PROBLEM STATEMENT >> Report every line from the material that contains the word "Fecha".
— begin TASK DATA —
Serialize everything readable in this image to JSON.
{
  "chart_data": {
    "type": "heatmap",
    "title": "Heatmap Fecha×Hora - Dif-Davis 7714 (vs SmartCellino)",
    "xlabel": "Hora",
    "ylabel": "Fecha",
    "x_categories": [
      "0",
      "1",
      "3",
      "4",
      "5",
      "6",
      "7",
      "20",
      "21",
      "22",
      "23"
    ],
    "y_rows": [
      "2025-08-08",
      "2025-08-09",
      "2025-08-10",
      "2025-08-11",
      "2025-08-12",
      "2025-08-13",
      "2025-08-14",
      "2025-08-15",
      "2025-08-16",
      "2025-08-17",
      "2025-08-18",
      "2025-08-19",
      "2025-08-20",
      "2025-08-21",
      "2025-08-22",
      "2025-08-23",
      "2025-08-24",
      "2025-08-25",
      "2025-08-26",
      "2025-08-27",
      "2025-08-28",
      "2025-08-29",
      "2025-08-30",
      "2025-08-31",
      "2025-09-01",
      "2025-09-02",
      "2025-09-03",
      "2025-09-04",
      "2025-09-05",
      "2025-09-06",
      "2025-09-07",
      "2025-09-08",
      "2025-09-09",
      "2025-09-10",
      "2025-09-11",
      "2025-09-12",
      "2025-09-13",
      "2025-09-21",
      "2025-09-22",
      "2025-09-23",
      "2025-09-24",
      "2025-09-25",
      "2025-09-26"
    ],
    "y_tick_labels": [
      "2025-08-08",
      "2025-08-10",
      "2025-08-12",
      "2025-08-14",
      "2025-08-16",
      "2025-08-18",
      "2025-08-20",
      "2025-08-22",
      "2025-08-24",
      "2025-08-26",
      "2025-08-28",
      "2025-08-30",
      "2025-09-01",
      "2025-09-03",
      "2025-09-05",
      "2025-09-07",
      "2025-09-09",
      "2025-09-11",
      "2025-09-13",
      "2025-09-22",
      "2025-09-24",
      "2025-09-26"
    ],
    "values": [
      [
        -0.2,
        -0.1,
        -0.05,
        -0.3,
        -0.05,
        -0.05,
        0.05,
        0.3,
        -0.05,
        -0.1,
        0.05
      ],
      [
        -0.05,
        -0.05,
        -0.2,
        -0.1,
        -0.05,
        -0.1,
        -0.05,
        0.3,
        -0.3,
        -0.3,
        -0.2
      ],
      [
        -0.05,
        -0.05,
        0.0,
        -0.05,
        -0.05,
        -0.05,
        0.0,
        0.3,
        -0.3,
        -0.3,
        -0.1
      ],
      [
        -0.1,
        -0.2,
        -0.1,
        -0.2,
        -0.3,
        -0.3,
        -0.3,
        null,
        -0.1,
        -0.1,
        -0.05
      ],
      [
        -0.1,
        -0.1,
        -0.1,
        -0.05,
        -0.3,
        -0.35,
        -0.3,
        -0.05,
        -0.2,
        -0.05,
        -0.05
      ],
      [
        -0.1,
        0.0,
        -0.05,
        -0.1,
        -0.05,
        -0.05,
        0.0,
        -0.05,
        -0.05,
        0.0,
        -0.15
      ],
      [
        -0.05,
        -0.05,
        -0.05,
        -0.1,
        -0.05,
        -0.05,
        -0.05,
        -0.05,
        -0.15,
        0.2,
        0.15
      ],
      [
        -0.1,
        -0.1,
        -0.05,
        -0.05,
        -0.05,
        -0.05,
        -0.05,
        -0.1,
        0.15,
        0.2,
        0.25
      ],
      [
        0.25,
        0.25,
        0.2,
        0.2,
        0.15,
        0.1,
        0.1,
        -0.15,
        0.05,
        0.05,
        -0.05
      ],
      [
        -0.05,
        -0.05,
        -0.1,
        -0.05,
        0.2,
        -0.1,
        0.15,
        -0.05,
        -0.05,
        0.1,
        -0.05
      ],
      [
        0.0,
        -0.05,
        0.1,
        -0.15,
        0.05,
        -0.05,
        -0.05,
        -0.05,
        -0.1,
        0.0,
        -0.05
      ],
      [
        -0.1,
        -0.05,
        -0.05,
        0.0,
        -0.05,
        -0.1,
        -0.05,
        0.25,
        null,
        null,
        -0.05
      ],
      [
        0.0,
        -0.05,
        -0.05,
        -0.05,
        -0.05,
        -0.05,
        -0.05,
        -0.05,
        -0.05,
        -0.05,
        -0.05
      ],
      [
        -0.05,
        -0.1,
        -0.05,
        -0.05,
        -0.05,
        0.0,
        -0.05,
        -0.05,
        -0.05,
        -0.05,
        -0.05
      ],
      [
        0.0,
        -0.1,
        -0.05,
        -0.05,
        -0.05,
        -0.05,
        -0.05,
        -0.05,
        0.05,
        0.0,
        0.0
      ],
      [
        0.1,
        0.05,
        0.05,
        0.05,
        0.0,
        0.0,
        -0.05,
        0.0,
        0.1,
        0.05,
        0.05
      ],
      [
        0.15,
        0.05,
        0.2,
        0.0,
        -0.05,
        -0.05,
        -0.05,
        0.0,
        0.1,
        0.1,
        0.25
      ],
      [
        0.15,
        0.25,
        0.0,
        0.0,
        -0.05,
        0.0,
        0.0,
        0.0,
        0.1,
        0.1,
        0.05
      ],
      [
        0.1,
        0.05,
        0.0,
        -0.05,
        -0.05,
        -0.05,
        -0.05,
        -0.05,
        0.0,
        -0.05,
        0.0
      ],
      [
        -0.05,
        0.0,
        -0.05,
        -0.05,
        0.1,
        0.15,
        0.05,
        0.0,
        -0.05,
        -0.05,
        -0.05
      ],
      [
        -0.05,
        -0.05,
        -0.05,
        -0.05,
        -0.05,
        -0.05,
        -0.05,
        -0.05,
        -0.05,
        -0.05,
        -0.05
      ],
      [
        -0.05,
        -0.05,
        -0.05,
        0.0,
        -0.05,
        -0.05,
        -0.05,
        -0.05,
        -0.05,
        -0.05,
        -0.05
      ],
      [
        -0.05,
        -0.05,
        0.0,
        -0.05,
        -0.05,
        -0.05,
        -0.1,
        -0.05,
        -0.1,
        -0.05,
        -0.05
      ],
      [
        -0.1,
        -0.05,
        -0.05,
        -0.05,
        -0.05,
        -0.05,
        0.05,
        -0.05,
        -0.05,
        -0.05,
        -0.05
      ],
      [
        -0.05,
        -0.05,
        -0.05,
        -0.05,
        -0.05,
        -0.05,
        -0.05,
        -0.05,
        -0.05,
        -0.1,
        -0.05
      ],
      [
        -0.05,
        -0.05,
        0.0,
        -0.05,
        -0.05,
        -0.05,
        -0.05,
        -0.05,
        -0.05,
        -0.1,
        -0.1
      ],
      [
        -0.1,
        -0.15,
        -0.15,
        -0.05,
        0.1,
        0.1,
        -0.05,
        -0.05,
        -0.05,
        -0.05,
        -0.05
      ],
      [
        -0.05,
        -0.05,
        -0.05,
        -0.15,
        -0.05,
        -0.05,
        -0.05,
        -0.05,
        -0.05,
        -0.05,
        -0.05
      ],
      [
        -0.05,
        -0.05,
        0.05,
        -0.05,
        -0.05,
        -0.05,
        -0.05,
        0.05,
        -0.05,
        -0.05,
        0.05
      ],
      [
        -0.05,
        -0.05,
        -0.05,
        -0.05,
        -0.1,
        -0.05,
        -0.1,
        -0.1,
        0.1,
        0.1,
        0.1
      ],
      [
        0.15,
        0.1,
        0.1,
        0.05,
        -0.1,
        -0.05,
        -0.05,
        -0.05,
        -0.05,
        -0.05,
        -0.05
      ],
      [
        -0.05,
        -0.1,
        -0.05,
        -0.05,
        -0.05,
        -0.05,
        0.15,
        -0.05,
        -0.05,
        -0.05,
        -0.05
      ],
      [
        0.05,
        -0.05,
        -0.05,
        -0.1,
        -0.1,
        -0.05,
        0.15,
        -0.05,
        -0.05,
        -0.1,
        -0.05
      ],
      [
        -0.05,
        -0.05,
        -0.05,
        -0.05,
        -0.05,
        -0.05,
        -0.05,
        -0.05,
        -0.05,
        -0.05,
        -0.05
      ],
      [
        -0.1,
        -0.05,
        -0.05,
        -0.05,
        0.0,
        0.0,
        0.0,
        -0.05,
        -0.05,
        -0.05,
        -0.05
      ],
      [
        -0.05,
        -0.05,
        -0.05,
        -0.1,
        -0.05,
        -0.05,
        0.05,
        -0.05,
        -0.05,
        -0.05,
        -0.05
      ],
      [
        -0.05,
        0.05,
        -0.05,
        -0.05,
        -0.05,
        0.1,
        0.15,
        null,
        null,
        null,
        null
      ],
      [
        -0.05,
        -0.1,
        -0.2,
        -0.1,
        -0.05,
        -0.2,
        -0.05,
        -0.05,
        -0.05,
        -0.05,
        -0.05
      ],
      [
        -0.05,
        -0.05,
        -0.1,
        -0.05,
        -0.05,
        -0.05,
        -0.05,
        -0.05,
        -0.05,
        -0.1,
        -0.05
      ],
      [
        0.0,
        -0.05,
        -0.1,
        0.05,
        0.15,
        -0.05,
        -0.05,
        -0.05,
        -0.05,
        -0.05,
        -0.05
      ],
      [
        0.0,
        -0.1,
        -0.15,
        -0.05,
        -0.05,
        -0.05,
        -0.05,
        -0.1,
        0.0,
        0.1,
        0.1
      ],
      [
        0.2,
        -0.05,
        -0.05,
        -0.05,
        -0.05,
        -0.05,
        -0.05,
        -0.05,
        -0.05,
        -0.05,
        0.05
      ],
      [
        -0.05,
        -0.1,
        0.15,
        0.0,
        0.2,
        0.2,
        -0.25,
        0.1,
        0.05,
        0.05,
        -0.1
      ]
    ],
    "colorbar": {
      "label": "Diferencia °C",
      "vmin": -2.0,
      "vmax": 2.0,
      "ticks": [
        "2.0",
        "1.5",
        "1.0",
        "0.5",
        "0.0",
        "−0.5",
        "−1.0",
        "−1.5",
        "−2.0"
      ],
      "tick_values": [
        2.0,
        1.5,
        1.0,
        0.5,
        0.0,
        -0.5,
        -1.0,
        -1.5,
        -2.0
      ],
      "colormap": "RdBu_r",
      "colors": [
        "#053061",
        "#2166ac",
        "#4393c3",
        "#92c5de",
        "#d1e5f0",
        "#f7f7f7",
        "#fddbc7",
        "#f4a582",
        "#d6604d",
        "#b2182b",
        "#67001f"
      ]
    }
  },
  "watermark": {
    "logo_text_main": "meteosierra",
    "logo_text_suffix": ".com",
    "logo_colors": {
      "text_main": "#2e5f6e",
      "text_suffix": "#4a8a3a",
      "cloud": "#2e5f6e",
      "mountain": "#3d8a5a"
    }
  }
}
— end TASK DATA —
RESPONSE TO THIS TASK >>
    "title": "Heatmap Fecha×Hora - Dif-Davis 7714 (vs SmartCellino)",
    "ylabel": "Fecha",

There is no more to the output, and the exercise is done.